Recorded information
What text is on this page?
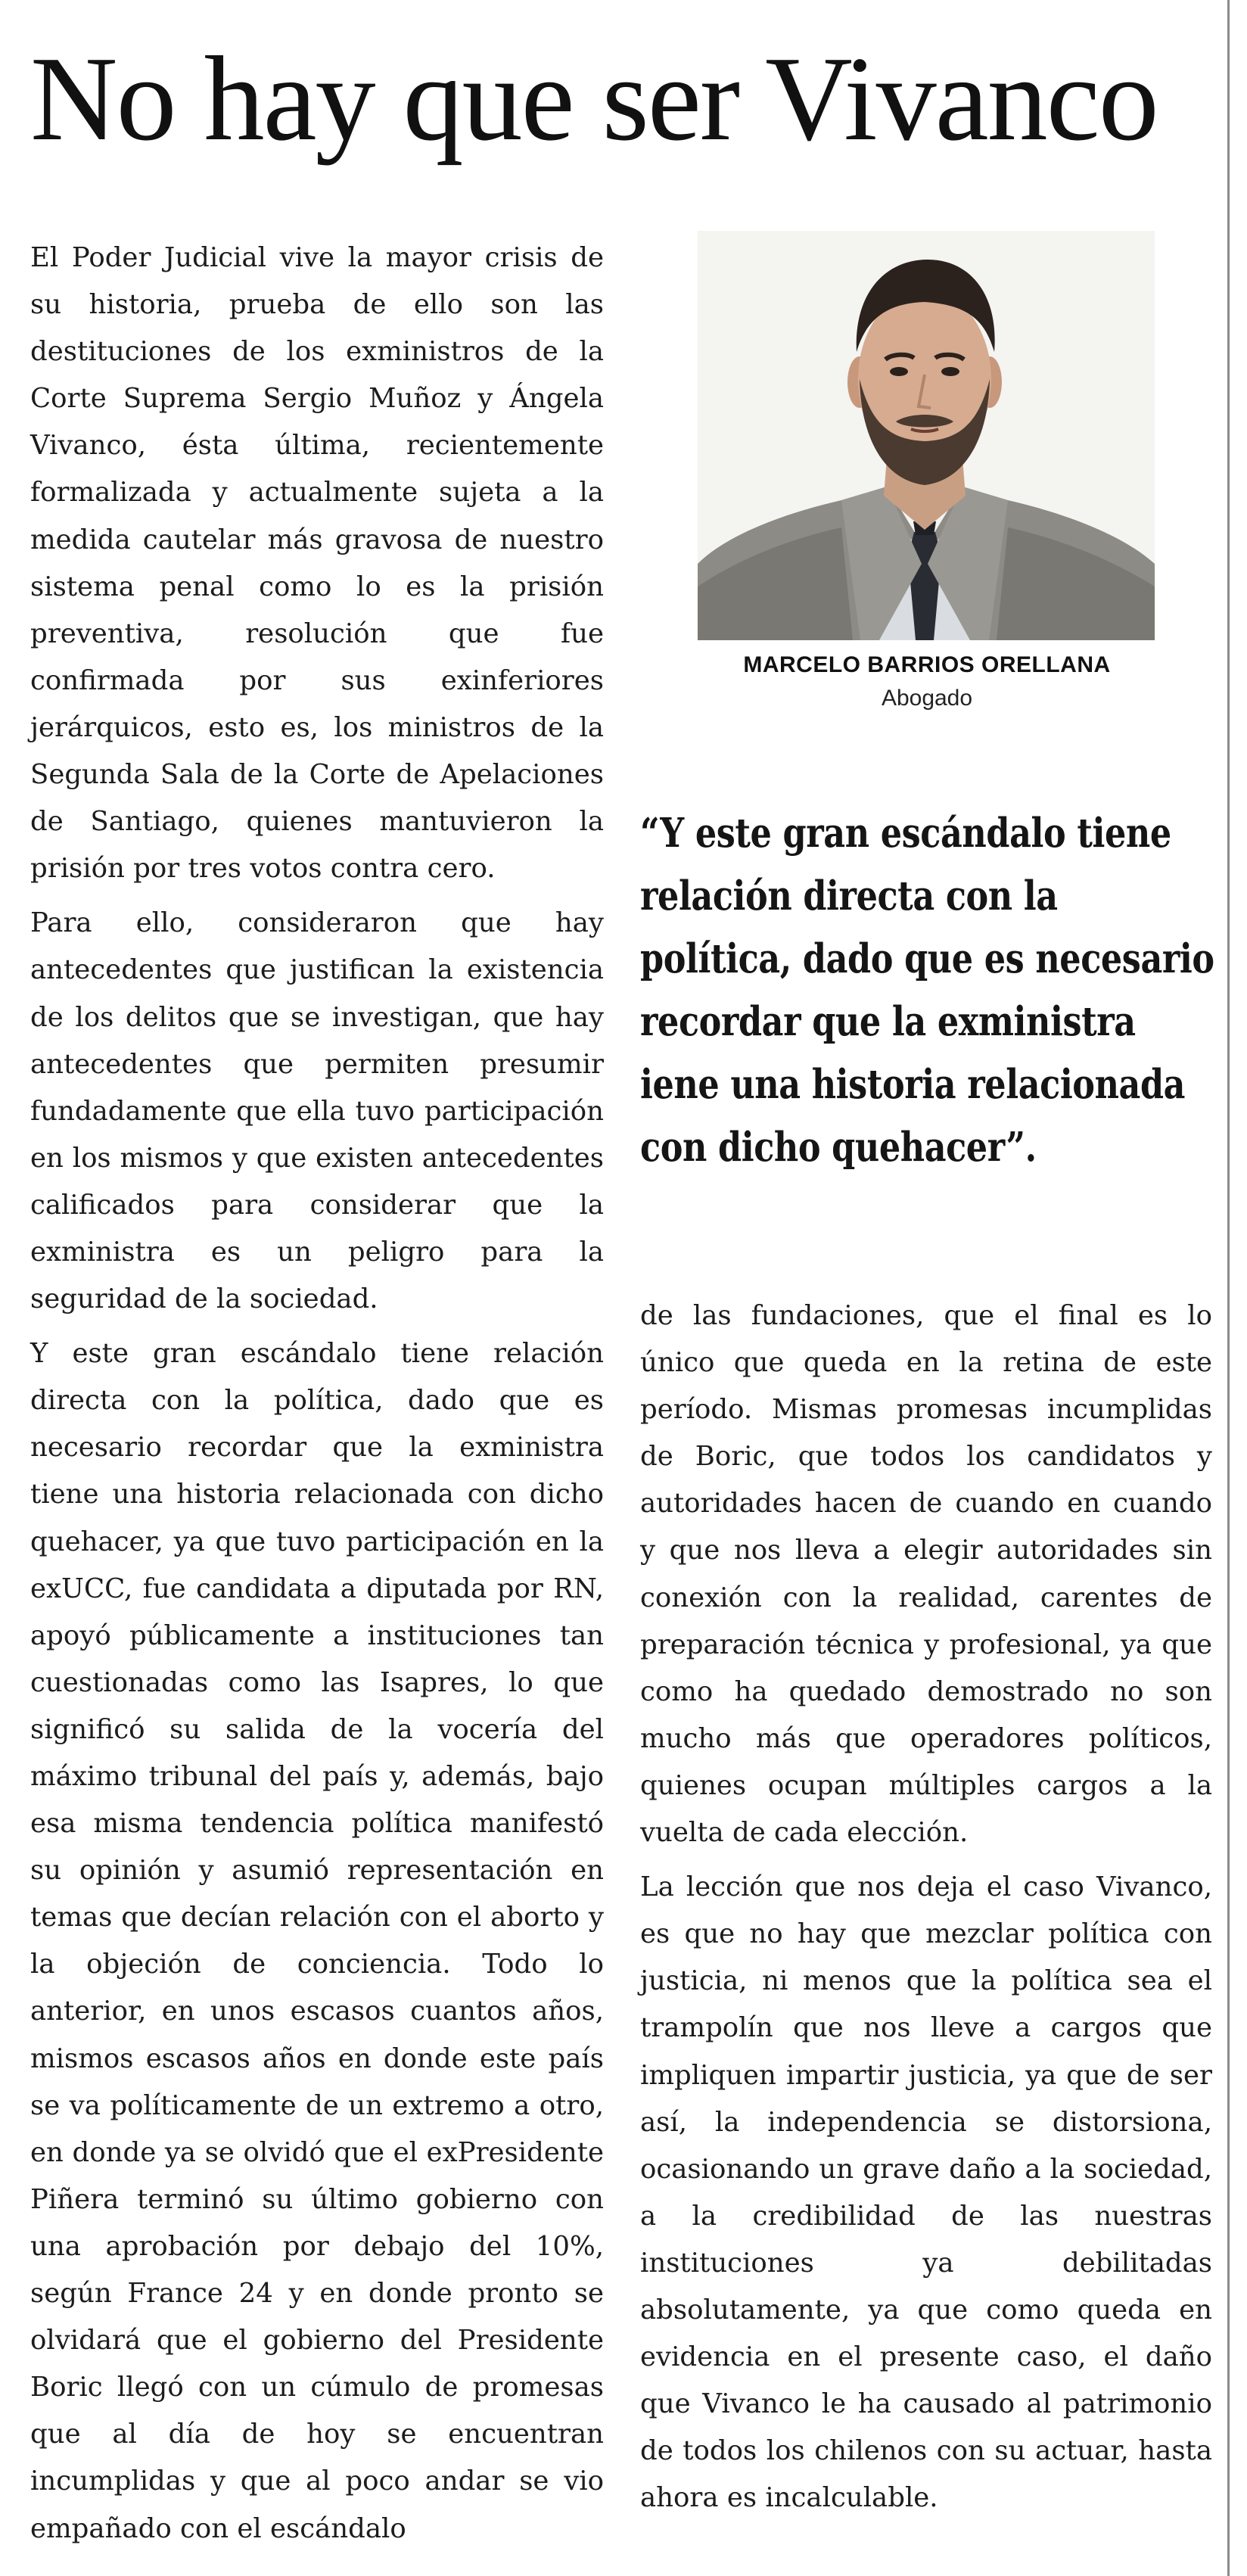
No hay que ser Vivanco

El Poder Judicial vive la mayor crisis de su historia, prueba de ello son las destituciones de los exministros de la Corte Suprema Sergio Muñoz y Ángela Vivanco, ésta última, recientemente formalizada y actualmente sujeta a la medida cautelar más gravosa de nuestro sistema penal como lo es la prisión preventiva, resolución que fue confirmada por sus exinferiores jerárquicos, esto es, los ministros de la Segunda Sala de la Corte de Apelaciones de Santiago, quienes mantuvieron la prisión por tres votos contra cero.

Para ello, consideraron que hay antecedentes que justifican la existencia de los delitos que se investigan, que hay antecedentes que permiten presumir fundadamente que ella tuvo participación en los mismos y que existen antecedentes calificados para considerar que la exministra es un peligro para la seguridad de la sociedad.

Y este gran escándalo tiene relación directa con la política, dado que es necesario recordar que la exministra tiene una historia relacionada con dicho quehacer, ya que tuvo participación en la exUCC, fue candidata a diputada por RN, apoyó públicamente a instituciones tan cuestionadas como las Isapres, lo que significó su salida de la vocería del máximo tribunal del país y, además, bajo esa misma tendencia política manifestó su opinión y asumió representación en temas que decían relación con el aborto y la objeción de conciencia. Todo lo anterior, en unos escasos cuantos años, mismos escasos años en donde este país se va políticamente de un extremo a otro, en donde ya se olvidó que el exPresidente Piñera terminó su último gobierno con una aprobación por debajo del 10%, según France 24 y en donde pronto se olvidará que el gobierno del Presidente Boric llegó con un cúmulo de promesas que al día de hoy se encuentran incumplidas y que al poco andar se vio empañado con el escándalo

MARCELO BARRIOS ORELLANA
Abogado
“Y este gran escándalo tiene relación directa con la política, dado que es necesario recordar que la exministra iene una historia relacionada con dicho quehacer”.

de las fundaciones, que el final es lo único que queda en la retina de este período. Mismas promesas incumplidas de Boric, que todos los candidatos y autoridades hacen de cuando en cuando y que nos lleva a elegir autoridades sin conexión con la realidad, carentes de preparación técnica y profesional, ya que como ha quedado demostrado no son mucho más que operadores políticos, quienes ocupan múltiples cargos a la vuelta de cada elección.

La lección que nos deja el caso Vivanco, es que no hay que mezclar política con justicia, ni menos que la política sea el trampolín que nos lleve a cargos que impliquen impartir justicia, ya que de ser así, la independencia se distorsiona, ocasionando un grave daño a la sociedad, a la credibilidad de las nuestras instituciones ya debilitadas absolutamente, ya que como queda en evidencia en el presente caso, el daño que Vivanco le ha causado al patrimonio de todos los chilenos con su actuar, hasta ahora es incalculable.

Description of the task
Please repeat the entries exactly. Do not include the pictures.

Problem solution
What text is on this page?
No hay que ser Vivanco

El Poder Judicial vive la mayor crisis de su historia, prueba de ello son las destituciones de los exministros de la Corte Suprema Sergio Muñoz y Ángela Vivanco, ésta última, recientemente formalizada y actualmente sujeta a la medida cautelar más gravosa de nuestro sistema penal como lo es la prisión preventiva, resolución que fue confirmada por sus exinferiores jerárquicos, esto es, los ministros de la Segunda Sala de la Corte de Apelaciones de Santiago, quienes mantuvieron la prisión por tres votos contra cero.

Para ello, consideraron que hay antecedentes que justifican la existencia de los delitos que se investigan, que hay antecedentes que permiten presumir fundadamente que ella tuvo participación en los mismos y que existen antecedentes calificados para considerar que la exministra es un peligro para la seguridad de la sociedad.

Y este gran escándalo tiene relación directa con la política, dado que es necesario recordar que la exministra tiene una historia relacionada con dicho quehacer, ya que tuvo participación en la exUCC, fue candidata a diputada por RN, apoyó públicamente a instituciones tan cuestionadas como las Isapres, lo que significó su salida de la vocería del máximo tribunal del país y, además, bajo esa misma tendencia política manifestó su opinión y asumió representación en temas que decían relación con el aborto y la objeción de conciencia. Todo lo anterior, en unos escasos cuantos años, mismos escasos años en donde este país se va políticamente de un extremo a otro, en donde ya se olvidó que el exPresidente Piñera terminó su último gobierno con una aprobación por debajo del 10%, según France 24 y en donde pronto se olvidará que el gobierno del Presidente Boric llegó con un cúmulo de promesas que al día de hoy se encuentran incumplidas y que al poco andar se vio empañado con el escándalo

MARCELO BARRIOS ORELLANA
Abogado
“Y este gran escándalo tiene relación directa con la política, dado que es necesario recordar que la exministra iene una historia relacionada con dicho quehacer”.

de las fundaciones, que el final es lo único que queda en la retina de este período. Mismas promesas incumplidas de Boric, que todos los candidatos y autoridades hacen de cuando en cuando y que nos lleva a elegir autoridades sin conexión con la realidad, carentes de preparación técnica y profesional, ya que como ha quedado demostrado no son mucho más que operadores políticos, quienes ocupan múltiples cargos a la vuelta de cada elección.

La lección que nos deja el caso Vivanco, es que no hay que mezclar política con justicia, ni menos que la política sea el trampolín que nos lleve a cargos que impliquen impartir justicia, ya que de ser así, la independencia se distorsiona, ocasionando un grave daño a la sociedad, a la credibilidad de las nuestras instituciones ya debilitadas absolutamente, ya que como queda en evidencia en el presente caso, el daño que Vivanco le ha causado al patrimonio de todos los chilenos con su actuar, hasta ahora es incalculable.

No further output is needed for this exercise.